What is expected: From the listing below, extract each line containing the string "Internal".

______

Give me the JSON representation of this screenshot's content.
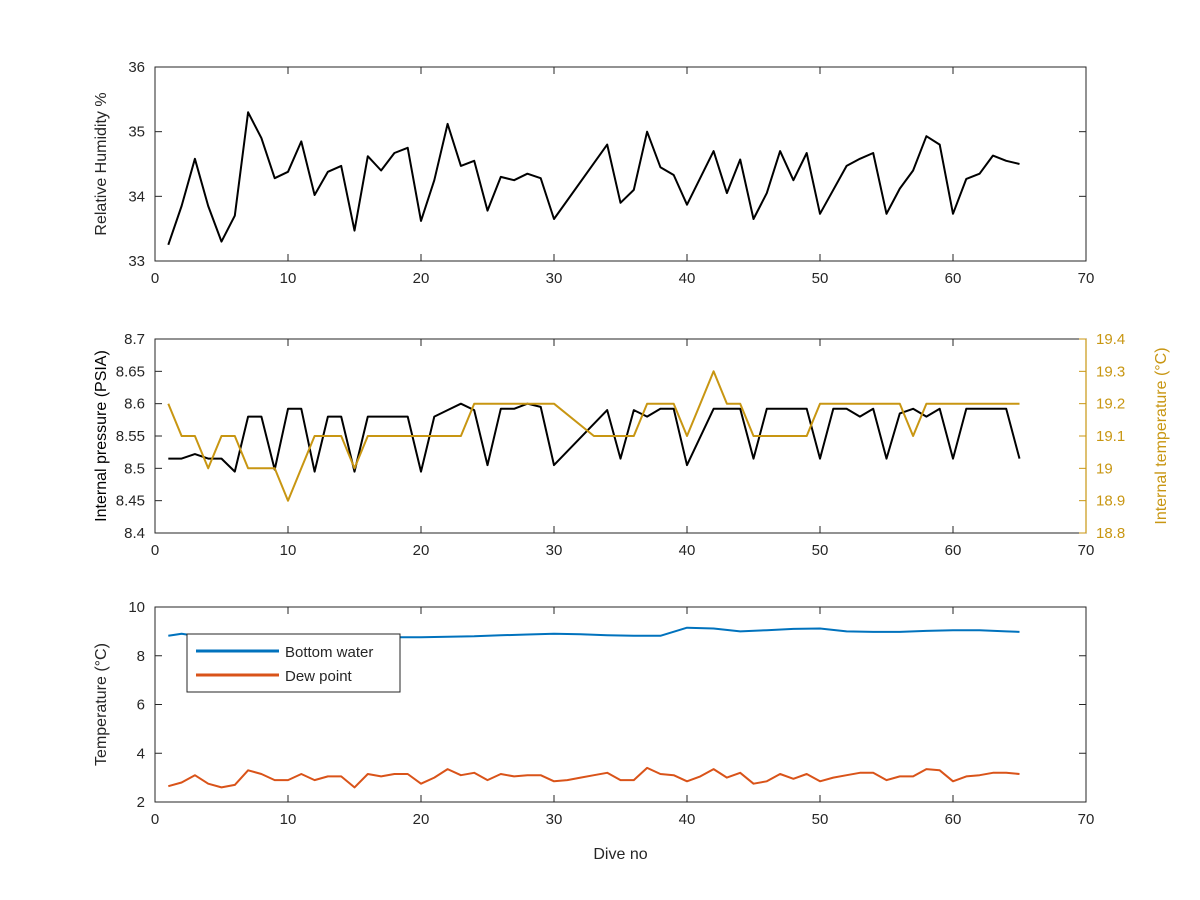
{
  "chart_data": [
    {
      "type": "line",
      "xlabel": "",
      "ylabel": "Relative Humidity %",
      "xlim": [
        0,
        70
      ],
      "ylim": [
        33,
        36
      ],
      "xticks": [
        "0",
        "10",
        "20",
        "30",
        "40",
        "50",
        "60",
        "70"
      ],
      "yticks": [
        "33",
        "34",
        "35",
        "36"
      ],
      "series": [
        {
          "color": "#000000",
          "x": [
            1,
            2,
            3,
            4,
            5,
            6,
            7,
            8,
            9,
            10,
            11,
            12,
            13,
            14,
            15,
            16,
            17,
            18,
            19,
            20,
            21,
            22,
            23,
            24,
            25,
            26,
            27,
            28,
            29,
            30,
            34,
            35,
            36,
            37,
            38,
            39,
            40,
            42,
            43,
            44,
            45,
            46,
            47,
            48,
            49,
            50,
            52,
            53,
            54,
            55,
            56,
            57,
            58,
            59,
            60,
            61,
            62,
            63,
            64,
            65
          ],
          "y": [
            33.25,
            33.85,
            34.58,
            33.85,
            33.3,
            33.7,
            35.3,
            34.9,
            34.28,
            34.38,
            34.85,
            34.02,
            34.38,
            34.47,
            33.47,
            34.62,
            34.4,
            34.67,
            34.75,
            33.62,
            34.25,
            35.12,
            34.47,
            34.55,
            33.78,
            34.3,
            34.25,
            34.35,
            34.28,
            33.65,
            34.8,
            33.9,
            34.1,
            35.0,
            34.45,
            34.33,
            33.87,
            34.7,
            34.05,
            34.57,
            33.65,
            34.05,
            34.7,
            34.25,
            34.67,
            33.73,
            34.47,
            34.58,
            34.67,
            33.73,
            34.12,
            34.4,
            34.93,
            34.8,
            33.73,
            34.27,
            34.35,
            34.63,
            34.55,
            34.5
          ]
        }
      ]
    },
    {
      "type": "line",
      "xlabel": "",
      "ylabel": "Internal pressure (PSIA)",
      "ylabel_right": "Internal temperature (°C)",
      "xlim": [
        0,
        70
      ],
      "ylim": [
        8.4,
        8.7
      ],
      "ylim_right": [
        18.8,
        19.4
      ],
      "xticks": [
        "0",
        "10",
        "20",
        "30",
        "40",
        "50",
        "60",
        "70"
      ],
      "yticks": [
        "8.4",
        "8.45",
        "8.5",
        "8.55",
        "8.6",
        "8.65",
        "8.7"
      ],
      "yticks_right": [
        "18.8",
        "18.9",
        "19",
        "19.1",
        "19.2",
        "19.3",
        "19.4"
      ],
      "series": [
        {
          "axis": "left",
          "color": "#000000",
          "x": [
            1,
            2,
            3,
            4,
            5,
            6,
            7,
            8,
            9,
            10,
            11,
            12,
            13,
            14,
            15,
            16,
            17,
            18,
            19,
            20,
            21,
            22,
            23,
            24,
            25,
            26,
            27,
            28,
            29,
            30,
            34,
            35,
            36,
            37,
            38,
            39,
            40,
            42,
            43,
            44,
            45,
            46,
            47,
            48,
            49,
            50,
            51,
            52,
            53,
            54,
            55,
            56,
            57,
            58,
            59,
            60,
            61,
            62,
            63,
            64,
            65
          ],
          "y": [
            8.515,
            8.515,
            8.522,
            8.515,
            8.515,
            8.495,
            8.58,
            8.58,
            8.498,
            8.592,
            8.592,
            8.495,
            8.58,
            8.58,
            8.495,
            8.58,
            8.58,
            8.58,
            8.58,
            8.495,
            8.58,
            8.59,
            8.6,
            8.59,
            8.505,
            8.592,
            8.592,
            8.6,
            8.595,
            8.505,
            8.59,
            8.515,
            8.59,
            8.58,
            8.592,
            8.592,
            8.505,
            8.592,
            8.592,
            8.592,
            8.515,
            8.592,
            8.592,
            8.592,
            8.592,
            8.515,
            8.592,
            8.592,
            8.58,
            8.592,
            8.515,
            8.585,
            8.592,
            8.58,
            8.592,
            8.515,
            8.592,
            8.592,
            8.592,
            8.592,
            8.515
          ]
        },
        {
          "axis": "right",
          "color": "#C89612",
          "x": [
            1,
            2,
            3,
            4,
            5,
            6,
            7,
            8,
            9,
            10,
            11,
            12,
            13,
            14,
            15,
            16,
            17,
            18,
            19,
            20,
            21,
            22,
            23,
            24,
            25,
            26,
            27,
            28,
            29,
            30,
            33,
            34,
            35,
            36,
            37,
            38,
            39,
            40,
            41,
            42,
            43,
            44,
            45,
            46,
            47,
            48,
            49,
            50,
            51,
            52,
            53,
            54,
            55,
            56,
            57,
            58,
            59,
            60,
            61,
            62,
            63,
            64,
            65
          ],
          "y": [
            19.2,
            19.1,
            19.1,
            19.0,
            19.1,
            19.1,
            19.0,
            19.0,
            19.0,
            18.9,
            19.0,
            19.1,
            19.1,
            19.1,
            19.0,
            19.1,
            19.1,
            19.1,
            19.1,
            19.1,
            19.1,
            19.1,
            19.1,
            19.2,
            19.2,
            19.2,
            19.2,
            19.2,
            19.2,
            19.2,
            19.1,
            19.1,
            19.1,
            19.1,
            19.2,
            19.2,
            19.2,
            19.1,
            19.2,
            19.3,
            19.2,
            19.2,
            19.1,
            19.1,
            19.1,
            19.1,
            19.1,
            19.2,
            19.2,
            19.2,
            19.2,
            19.2,
            19.2,
            19.2,
            19.1,
            19.2,
            19.2,
            19.2,
            19.2,
            19.2,
            19.2,
            19.2,
            19.2
          ]
        }
      ]
    },
    {
      "type": "line",
      "xlabel": "Dive no",
      "ylabel": "Temperature (°C)",
      "xlim": [
        0,
        70
      ],
      "ylim": [
        2,
        10
      ],
      "xticks": [
        "0",
        "10",
        "20",
        "30",
        "40",
        "50",
        "60",
        "70"
      ],
      "yticks": [
        "2",
        "4",
        "6",
        "8",
        "10"
      ],
      "legend_position": "top-left",
      "series": [
        {
          "name": "Bottom water",
          "color": "#0072BD",
          "x": [
            1,
            2,
            3,
            4,
            5,
            6,
            7,
            8,
            9,
            10,
            12,
            14,
            16,
            18,
            20,
            22,
            24,
            26,
            28,
            30,
            32,
            34,
            36,
            38,
            40,
            42,
            44,
            46,
            48,
            50,
            52,
            54,
            56,
            58,
            60,
            62,
            64,
            65
          ],
          "y": [
            8.82,
            8.9,
            8.82,
            8.78,
            8.78,
            8.76,
            8.76,
            8.78,
            8.76,
            8.76,
            8.76,
            8.76,
            8.76,
            8.76,
            8.76,
            8.78,
            8.8,
            8.84,
            8.87,
            8.9,
            8.88,
            8.84,
            8.82,
            8.82,
            9.15,
            9.12,
            9.0,
            9.05,
            9.1,
            9.12,
            9.0,
            8.98,
            8.98,
            9.02,
            9.05,
            9.05,
            9.0,
            8.98
          ]
        },
        {
          "name": "Dew point",
          "color": "#D95319",
          "x": [
            1,
            2,
            3,
            4,
            5,
            6,
            7,
            8,
            9,
            10,
            11,
            12,
            13,
            14,
            15,
            16,
            17,
            18,
            19,
            20,
            21,
            22,
            23,
            24,
            25,
            26,
            27,
            28,
            29,
            30,
            31,
            32,
            33,
            34,
            35,
            36,
            37,
            38,
            39,
            40,
            41,
            42,
            43,
            44,
            45,
            46,
            47,
            48,
            49,
            50,
            51,
            52,
            53,
            54,
            55,
            56,
            57,
            58,
            59,
            60,
            61,
            62,
            63,
            64,
            65
          ],
          "y": [
            2.65,
            2.8,
            3.1,
            2.75,
            2.6,
            2.7,
            3.3,
            3.15,
            2.9,
            2.9,
            3.15,
            2.9,
            3.05,
            3.05,
            2.6,
            3.15,
            3.05,
            3.15,
            3.15,
            2.75,
            3.0,
            3.35,
            3.1,
            3.2,
            2.9,
            3.15,
            3.05,
            3.1,
            3.1,
            2.85,
            2.9,
            3.0,
            3.1,
            3.2,
            2.9,
            2.9,
            3.4,
            3.15,
            3.1,
            2.85,
            3.05,
            3.35,
            3.0,
            3.2,
            2.75,
            2.85,
            3.15,
            2.95,
            3.15,
            2.85,
            3.0,
            3.1,
            3.2,
            3.2,
            2.9,
            3.05,
            3.05,
            3.35,
            3.3,
            2.85,
            3.05,
            3.1,
            3.2,
            3.2,
            3.15
          ]
        }
      ]
    }
  ]
}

______

Finished task:
      "ylabel": "Internal pressure (PSIA)",
      "ylabel_right": "Internal temperature (°C)",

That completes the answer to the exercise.